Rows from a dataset

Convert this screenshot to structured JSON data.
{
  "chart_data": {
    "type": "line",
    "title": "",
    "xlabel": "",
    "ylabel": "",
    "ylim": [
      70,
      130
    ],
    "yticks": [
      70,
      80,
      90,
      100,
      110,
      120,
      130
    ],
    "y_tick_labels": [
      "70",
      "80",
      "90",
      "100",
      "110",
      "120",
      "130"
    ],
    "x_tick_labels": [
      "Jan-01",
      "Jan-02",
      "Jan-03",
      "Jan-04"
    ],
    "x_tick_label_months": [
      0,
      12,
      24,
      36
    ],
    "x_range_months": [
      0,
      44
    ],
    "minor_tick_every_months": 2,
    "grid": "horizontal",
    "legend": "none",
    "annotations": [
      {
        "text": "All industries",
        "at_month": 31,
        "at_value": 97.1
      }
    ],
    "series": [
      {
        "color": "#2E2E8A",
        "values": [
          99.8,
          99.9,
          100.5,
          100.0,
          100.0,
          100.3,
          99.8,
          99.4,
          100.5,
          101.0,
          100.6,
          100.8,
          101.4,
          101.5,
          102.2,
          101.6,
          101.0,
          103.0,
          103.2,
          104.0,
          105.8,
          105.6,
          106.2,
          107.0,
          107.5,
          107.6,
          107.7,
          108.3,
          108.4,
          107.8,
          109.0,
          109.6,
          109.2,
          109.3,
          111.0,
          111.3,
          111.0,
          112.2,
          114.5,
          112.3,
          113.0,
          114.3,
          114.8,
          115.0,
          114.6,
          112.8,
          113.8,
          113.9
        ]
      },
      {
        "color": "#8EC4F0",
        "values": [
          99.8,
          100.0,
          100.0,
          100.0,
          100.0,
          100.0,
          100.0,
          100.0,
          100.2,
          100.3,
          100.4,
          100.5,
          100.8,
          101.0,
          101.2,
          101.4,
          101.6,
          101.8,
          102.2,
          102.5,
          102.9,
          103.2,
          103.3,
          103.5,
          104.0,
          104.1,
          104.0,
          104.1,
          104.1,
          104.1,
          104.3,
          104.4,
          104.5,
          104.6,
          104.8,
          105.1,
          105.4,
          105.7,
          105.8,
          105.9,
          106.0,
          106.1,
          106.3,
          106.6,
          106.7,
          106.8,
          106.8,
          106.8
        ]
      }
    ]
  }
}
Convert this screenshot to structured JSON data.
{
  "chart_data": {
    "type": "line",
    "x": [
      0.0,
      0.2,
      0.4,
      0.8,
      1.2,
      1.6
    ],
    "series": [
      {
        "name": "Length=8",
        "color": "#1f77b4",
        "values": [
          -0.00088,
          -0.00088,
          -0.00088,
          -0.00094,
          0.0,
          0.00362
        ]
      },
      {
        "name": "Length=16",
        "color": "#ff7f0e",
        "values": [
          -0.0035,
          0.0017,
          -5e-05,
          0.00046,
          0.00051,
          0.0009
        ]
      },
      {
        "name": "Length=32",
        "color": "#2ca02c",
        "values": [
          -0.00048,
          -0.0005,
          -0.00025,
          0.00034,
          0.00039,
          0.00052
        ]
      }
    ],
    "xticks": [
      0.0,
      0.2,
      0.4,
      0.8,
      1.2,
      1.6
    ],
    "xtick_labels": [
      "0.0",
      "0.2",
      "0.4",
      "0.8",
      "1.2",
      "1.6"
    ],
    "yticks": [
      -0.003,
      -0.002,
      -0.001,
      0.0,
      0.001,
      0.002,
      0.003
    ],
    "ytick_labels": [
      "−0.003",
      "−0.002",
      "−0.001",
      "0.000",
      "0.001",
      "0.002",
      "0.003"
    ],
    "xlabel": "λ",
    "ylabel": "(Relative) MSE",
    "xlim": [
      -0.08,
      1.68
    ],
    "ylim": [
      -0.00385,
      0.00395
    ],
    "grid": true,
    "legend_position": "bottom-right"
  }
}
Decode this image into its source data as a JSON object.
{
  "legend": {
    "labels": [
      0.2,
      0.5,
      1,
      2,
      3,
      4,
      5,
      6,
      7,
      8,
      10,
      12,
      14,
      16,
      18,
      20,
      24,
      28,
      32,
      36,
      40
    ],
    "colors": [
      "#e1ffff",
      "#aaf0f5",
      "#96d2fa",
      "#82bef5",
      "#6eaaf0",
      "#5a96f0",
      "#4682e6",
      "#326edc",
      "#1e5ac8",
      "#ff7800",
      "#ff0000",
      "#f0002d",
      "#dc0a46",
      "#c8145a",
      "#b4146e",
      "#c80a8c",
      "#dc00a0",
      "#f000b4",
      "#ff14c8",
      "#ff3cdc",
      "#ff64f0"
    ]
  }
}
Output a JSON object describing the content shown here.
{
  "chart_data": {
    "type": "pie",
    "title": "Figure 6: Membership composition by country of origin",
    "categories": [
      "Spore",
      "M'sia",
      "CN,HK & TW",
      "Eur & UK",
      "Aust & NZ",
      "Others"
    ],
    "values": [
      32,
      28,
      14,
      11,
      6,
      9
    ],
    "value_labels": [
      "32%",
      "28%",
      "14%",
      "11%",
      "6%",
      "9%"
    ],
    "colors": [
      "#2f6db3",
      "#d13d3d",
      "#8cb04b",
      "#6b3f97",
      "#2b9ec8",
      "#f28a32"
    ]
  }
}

## [Task to carry out]
Write out all of the records once more, exactly.

## [Solution to the exercise]
Convert this screenshot to structured JSON data.
{
  "chart_data": {
    "type": "line",
    "title": "",
    "xlabel": "",
    "ylabel": "",
    "ylim": [
      70,
      130
    ],
    "yticks": [
      70,
      80,
      90,
      100,
      110,
      120,
      130
    ],
    "y_tick_labels": [
      "70",
      "80",
      "90",
      "100",
      "110",
      "120",
      "130"
    ],
    "x_tick_labels": [
      "Jan-01",
      "Jan-02",
      "Jan-03",
      "Jan-04"
    ],
    "x_tick_label_months": [
      0,
      12,
      24,
      36
    ],
    "x_range_months": [
      0,
      44
    ],
    "minor_tick_every_months": 2,
    "grid": "horizontal",
    "legend": "none",
    "annotations": [
      {
        "text": "All industries",
        "at_month": 31,
        "at_value": 97.1
      }
    ],
    "series": [
      {
        "color": "#2E2E8A",
        "values": [
          99.8,
          99.9,
          100.5,
          100.0,
          100.0,
          100.3,
          99.8,
          99.4,
          100.5,
          101.0,
          100.6,
          100.8,
          101.4,
          101.5,
          102.2,
          101.6,
          101.0,
          103.0,
          103.2,
          104.0,
          105.8,
          105.6,
          106.2,
          107.0,
          107.5,
          107.6,
          107.7,
          108.3,
          108.4,
          107.8,
          109.0,
          109.6,
          109.2,
          109.3,
          111.0,
          111.3,
          111.0,
          112.2,
          114.5,
          112.3,
          113.0,
          114.3,
          114.8,
          115.0,
          114.6,
          112.8,
          113.8,
          113.9
        ]
      },
      {
        "color": "#8EC4F0",
        "values": [
          99.8,
          100.0,
          100.0,
          100.0,
          100.0,
          100.0,
          100.0,
          100.0,
          100.2,
          100.3,
          100.4,
          100.5,
          100.8,
          101.0,
          101.2,
          101.4,
          101.6,
          101.8,
          102.2,
          102.5,
          102.9,
          103.2,
          103.3,
          103.5,
          104.0,
          104.1,
          104.0,
          104.1,
          104.1,
          104.1,
          104.3,
          104.4,
          104.5,
          104.6,
          104.8,
          105.1,
          105.4,
          105.7,
          105.8,
          105.9,
          106.0,
          106.1,
          106.3,
          106.6,
          106.7,
          106.8,
          106.8,
          106.8
        ]
      }
    ]
  }
}
Convert this screenshot to structured JSON data.
{
  "chart_data": {
    "type": "line",
    "x": [
      0.0,
      0.2,
      0.4,
      0.8,
      1.2,
      1.6
    ],
    "series": [
      {
        "name": "Length=8",
        "color": "#1f77b4",
        "values": [
          -0.00088,
          -0.00088,
          -0.00088,
          -0.00094,
          0.0,
          0.00362
        ]
      },
      {
        "name": "Length=16",
        "color": "#ff7f0e",
        "values": [
          -0.0035,
          0.0017,
          -5e-05,
          0.00046,
          0.00051,
          0.0009
        ]
      },
      {
        "name": "Length=32",
        "color": "#2ca02c",
        "values": [
          -0.00048,
          -0.0005,
          -0.00025,
          0.00034,
          0.00039,
          0.00052
        ]
      }
    ],
    "xticks": [
      0.0,
      0.2,
      0.4,
      0.8,
      1.2,
      1.6
    ],
    "xtick_labels": [
      "0.0",
      "0.2",
      "0.4",
      "0.8",
      "1.2",
      "1.6"
    ],
    "yticks": [
      -0.003,
      -0.002,
      -0.001,
      0.0,
      0.001,
      0.002,
      0.003
    ],
    "ytick_labels": [
      "−0.003",
      "−0.002",
      "−0.001",
      "0.000",
      "0.001",
      "0.002",
      "0.003"
    ],
    "xlabel": "λ",
    "ylabel": "(Relative) MSE",
    "xlim": [
      -0.08,
      1.68
    ],
    "ylim": [
      -0.00385,
      0.00395
    ],
    "grid": true,
    "legend_position": "bottom-right"
  }
}
Decode this image into its source data as a JSON object.
{
  "legend": {
    "labels": [
      0.2,
      0.5,
      1,
      2,
      3,
      4,
      5,
      6,
      7,
      8,
      10,
      12,
      14,
      16,
      18,
      20,
      24,
      28,
      32,
      36,
      40
    ],
    "colors": [
      "#e1ffff",
      "#aaf0f5",
      "#96d2fa",
      "#82bef5",
      "#6eaaf0",
      "#5a96f0",
      "#4682e6",
      "#326edc",
      "#1e5ac8",
      "#ff7800",
      "#ff0000",
      "#f0002d",
      "#dc0a46",
      "#c8145a",
      "#b4146e",
      "#c80a8c",
      "#dc00a0",
      "#f000b4",
      "#ff14c8",
      "#ff3cdc",
      "#ff64f0"
    ]
  }
}
Output a JSON object describing the content shown here.
{
  "chart_data": {
    "type": "pie",
    "title": "Figure 6: Membership composition by country of origin",
    "categories": [
      "Spore",
      "M'sia",
      "CN,HK & TW",
      "Eur & UK",
      "Aust & NZ",
      "Others"
    ],
    "values": [
      32,
      28,
      14,
      11,
      6,
      9
    ],
    "value_labels": [
      "32%",
      "28%",
      "14%",
      "11%",
      "6%",
      "9%"
    ],
    "colors": [
      "#2f6db3",
      "#d13d3d",
      "#8cb04b",
      "#6b3f97",
      "#2b9ec8",
      "#f28a32"
    ]
  }
}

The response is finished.